GIVEN PROBLEM:
Search the material below for the string "PHYSICA" and extract each line that has it.

MATERIAL TO PROCESS:
.....

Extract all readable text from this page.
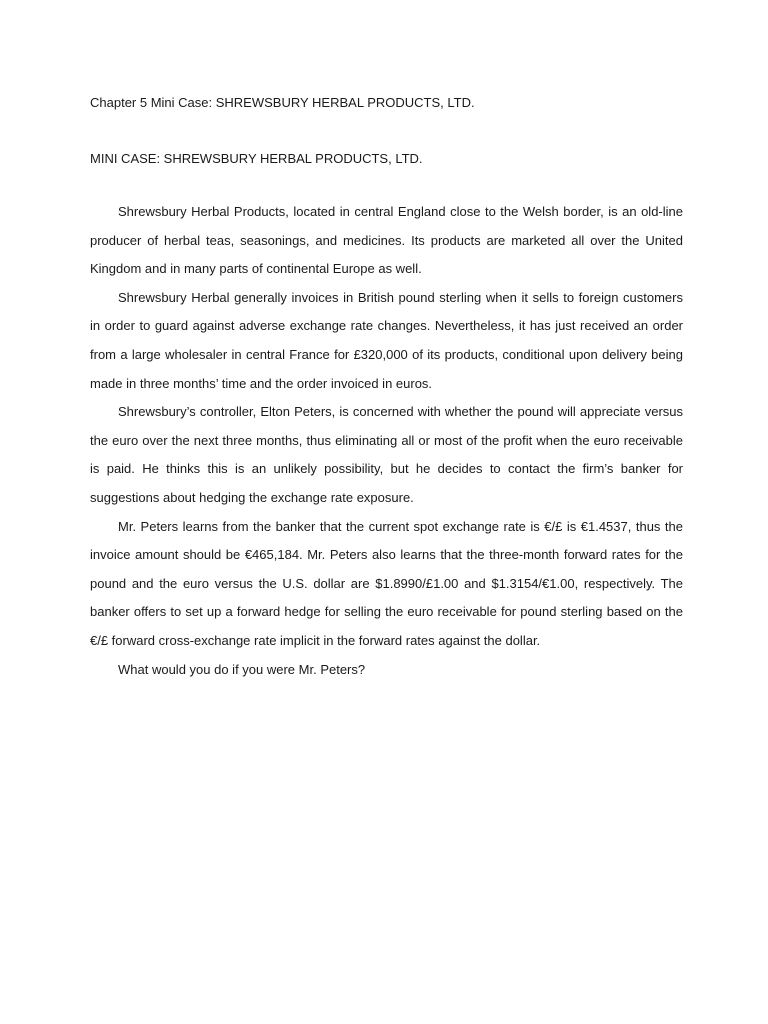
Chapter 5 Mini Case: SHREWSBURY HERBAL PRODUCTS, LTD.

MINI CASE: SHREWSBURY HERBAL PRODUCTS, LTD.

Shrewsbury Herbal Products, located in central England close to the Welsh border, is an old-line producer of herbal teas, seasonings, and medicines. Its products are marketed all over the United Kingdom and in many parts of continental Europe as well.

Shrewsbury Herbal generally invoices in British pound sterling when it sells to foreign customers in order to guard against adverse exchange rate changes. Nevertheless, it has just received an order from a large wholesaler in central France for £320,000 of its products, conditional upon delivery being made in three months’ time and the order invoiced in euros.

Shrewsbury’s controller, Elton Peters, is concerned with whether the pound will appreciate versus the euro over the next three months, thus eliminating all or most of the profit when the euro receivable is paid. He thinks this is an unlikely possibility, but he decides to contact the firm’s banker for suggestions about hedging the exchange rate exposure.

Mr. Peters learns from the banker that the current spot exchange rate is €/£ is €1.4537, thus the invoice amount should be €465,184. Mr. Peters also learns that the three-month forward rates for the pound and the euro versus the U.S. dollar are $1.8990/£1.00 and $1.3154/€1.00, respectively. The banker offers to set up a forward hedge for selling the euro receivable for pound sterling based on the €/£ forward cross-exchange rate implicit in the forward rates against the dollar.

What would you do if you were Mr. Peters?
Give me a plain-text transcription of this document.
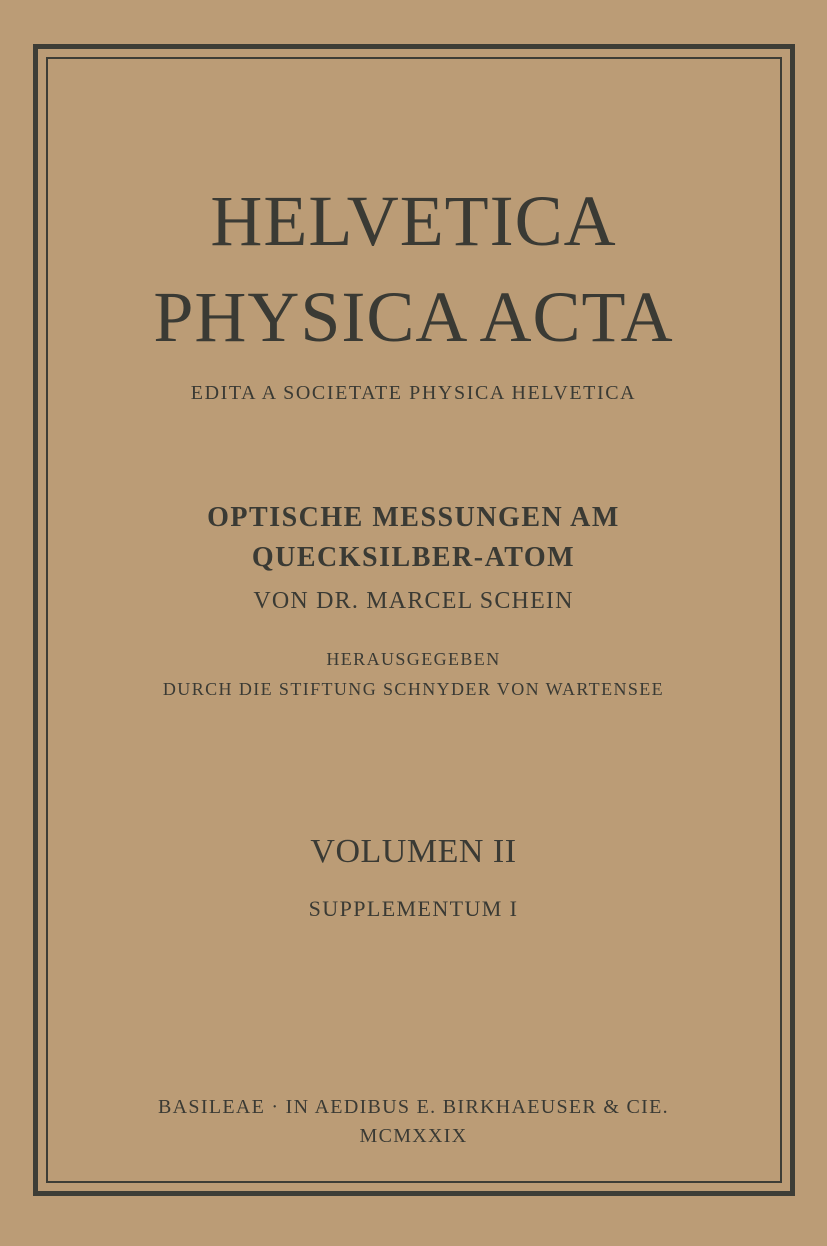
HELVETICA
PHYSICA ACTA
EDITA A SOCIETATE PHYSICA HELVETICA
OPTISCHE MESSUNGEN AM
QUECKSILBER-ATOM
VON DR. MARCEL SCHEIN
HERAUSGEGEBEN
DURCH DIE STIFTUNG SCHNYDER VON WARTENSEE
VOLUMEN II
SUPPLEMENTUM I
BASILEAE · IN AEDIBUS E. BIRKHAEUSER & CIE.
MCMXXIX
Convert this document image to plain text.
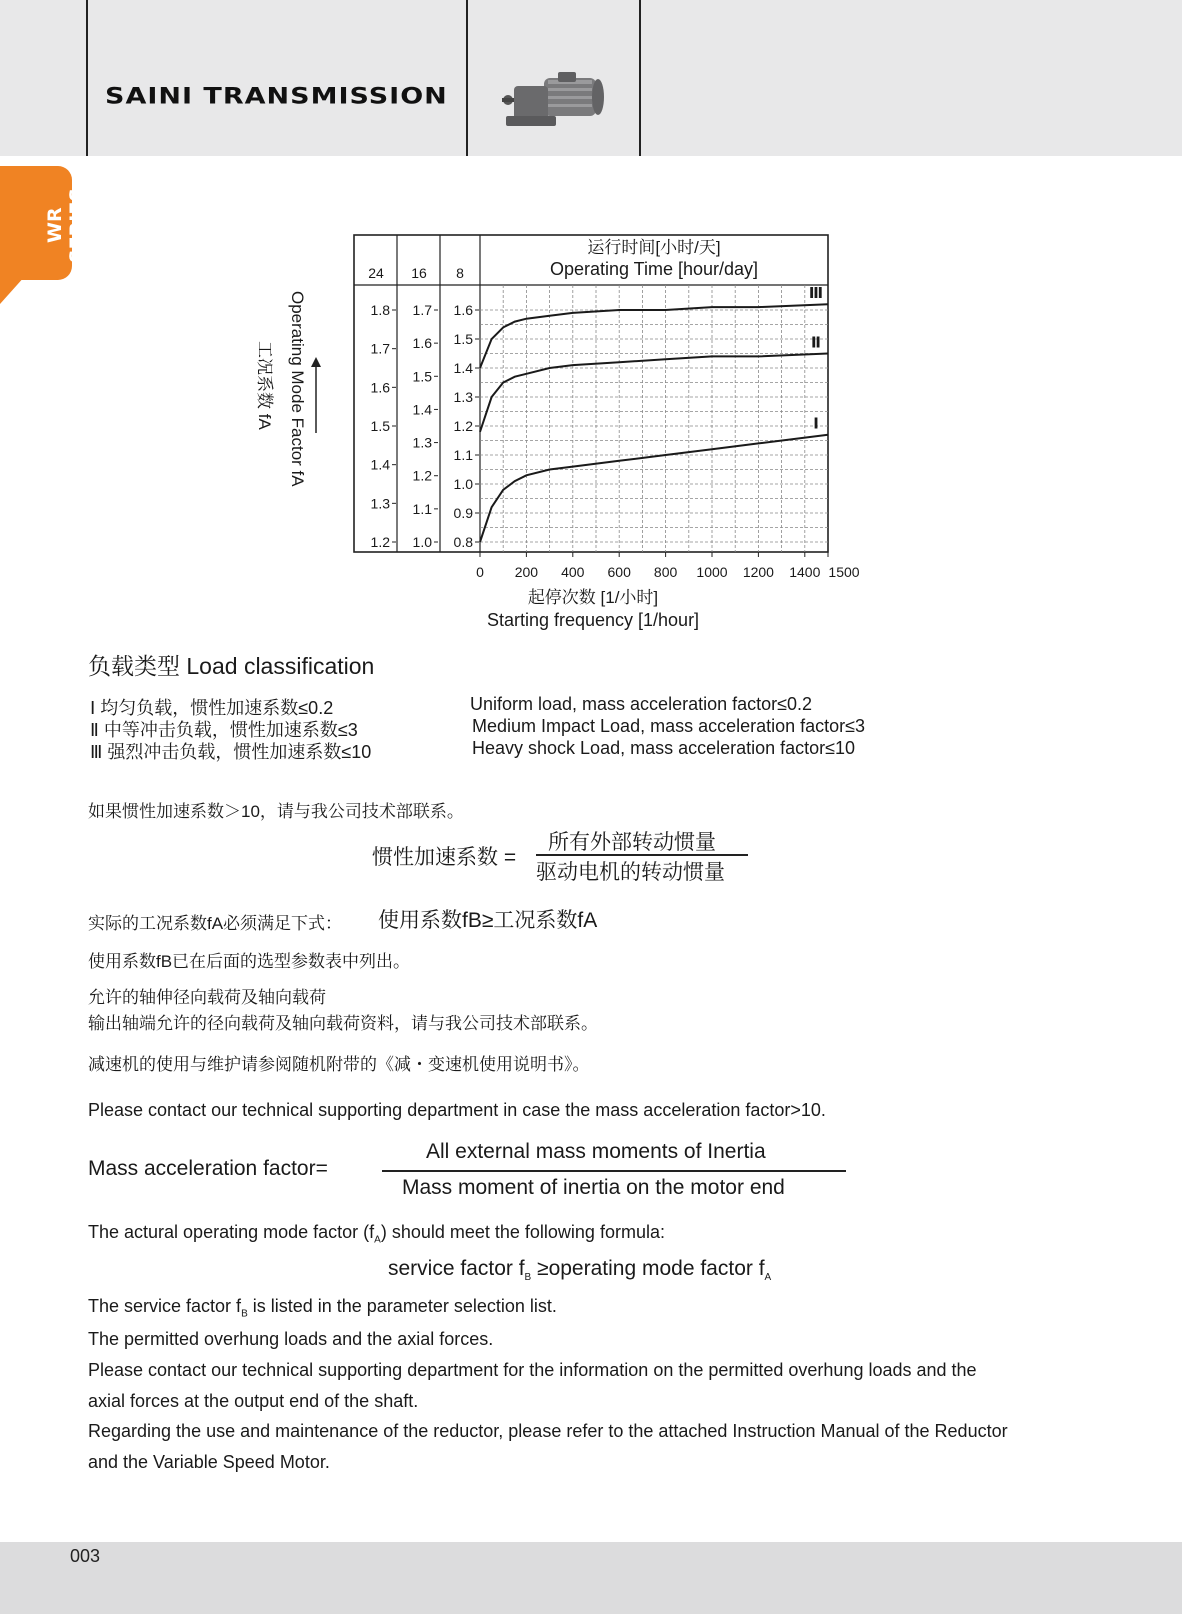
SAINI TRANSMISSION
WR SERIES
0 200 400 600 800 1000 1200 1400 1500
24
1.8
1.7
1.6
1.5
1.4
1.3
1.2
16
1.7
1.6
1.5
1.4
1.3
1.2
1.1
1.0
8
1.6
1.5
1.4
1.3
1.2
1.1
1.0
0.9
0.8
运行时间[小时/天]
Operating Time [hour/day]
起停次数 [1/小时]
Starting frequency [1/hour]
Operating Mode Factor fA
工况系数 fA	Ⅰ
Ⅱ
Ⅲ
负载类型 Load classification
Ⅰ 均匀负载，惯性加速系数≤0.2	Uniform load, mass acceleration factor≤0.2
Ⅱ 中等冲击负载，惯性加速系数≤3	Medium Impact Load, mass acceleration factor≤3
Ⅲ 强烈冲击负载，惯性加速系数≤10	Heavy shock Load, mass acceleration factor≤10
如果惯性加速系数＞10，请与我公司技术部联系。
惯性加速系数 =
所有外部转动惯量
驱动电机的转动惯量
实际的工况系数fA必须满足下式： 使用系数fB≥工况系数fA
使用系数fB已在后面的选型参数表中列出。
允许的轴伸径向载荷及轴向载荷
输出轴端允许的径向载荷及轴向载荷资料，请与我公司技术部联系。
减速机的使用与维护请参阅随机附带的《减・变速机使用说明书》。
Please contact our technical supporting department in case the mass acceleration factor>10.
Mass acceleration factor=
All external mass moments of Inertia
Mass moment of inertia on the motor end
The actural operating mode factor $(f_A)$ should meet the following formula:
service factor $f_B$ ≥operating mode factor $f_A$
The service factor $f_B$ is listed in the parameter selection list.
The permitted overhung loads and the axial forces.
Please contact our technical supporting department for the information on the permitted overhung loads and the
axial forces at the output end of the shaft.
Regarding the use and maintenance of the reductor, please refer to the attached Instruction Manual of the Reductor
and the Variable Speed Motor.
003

.....

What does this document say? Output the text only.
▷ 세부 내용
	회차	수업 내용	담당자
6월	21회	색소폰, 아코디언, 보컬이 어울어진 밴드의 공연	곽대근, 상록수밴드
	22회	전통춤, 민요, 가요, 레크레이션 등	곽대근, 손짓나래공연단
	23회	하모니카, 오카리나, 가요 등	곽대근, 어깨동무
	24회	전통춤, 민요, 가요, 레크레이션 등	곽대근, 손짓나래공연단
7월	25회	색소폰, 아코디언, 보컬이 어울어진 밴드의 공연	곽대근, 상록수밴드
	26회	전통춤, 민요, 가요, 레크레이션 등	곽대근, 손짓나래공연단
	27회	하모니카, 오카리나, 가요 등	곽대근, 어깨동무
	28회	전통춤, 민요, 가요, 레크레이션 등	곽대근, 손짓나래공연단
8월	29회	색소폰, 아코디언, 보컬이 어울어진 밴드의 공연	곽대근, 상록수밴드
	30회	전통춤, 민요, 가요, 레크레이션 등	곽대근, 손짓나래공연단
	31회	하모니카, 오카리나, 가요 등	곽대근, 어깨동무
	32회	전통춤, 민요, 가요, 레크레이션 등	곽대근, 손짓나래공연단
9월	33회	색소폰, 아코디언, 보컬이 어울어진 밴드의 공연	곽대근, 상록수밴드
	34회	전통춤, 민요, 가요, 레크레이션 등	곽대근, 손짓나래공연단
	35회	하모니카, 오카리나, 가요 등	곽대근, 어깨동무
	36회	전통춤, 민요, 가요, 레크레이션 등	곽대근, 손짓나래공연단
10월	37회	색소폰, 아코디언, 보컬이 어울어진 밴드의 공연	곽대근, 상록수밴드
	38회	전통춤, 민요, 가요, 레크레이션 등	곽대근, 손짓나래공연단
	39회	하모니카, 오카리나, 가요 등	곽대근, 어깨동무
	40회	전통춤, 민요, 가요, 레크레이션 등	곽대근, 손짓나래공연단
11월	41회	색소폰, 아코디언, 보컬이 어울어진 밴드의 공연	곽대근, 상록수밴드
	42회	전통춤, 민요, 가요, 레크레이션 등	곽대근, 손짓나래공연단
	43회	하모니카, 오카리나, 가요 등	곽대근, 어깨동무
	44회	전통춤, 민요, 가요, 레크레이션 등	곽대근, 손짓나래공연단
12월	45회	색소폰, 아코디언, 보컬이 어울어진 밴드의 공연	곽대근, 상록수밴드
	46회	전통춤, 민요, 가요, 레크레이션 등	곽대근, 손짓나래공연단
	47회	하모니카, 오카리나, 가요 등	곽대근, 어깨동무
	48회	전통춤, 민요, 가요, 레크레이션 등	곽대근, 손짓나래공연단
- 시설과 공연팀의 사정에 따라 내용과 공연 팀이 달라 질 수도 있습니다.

.....

FULL OUTPUT:
PHYSICA ACTA
EDITA A SOCIETATE PHYSICA HELVETICA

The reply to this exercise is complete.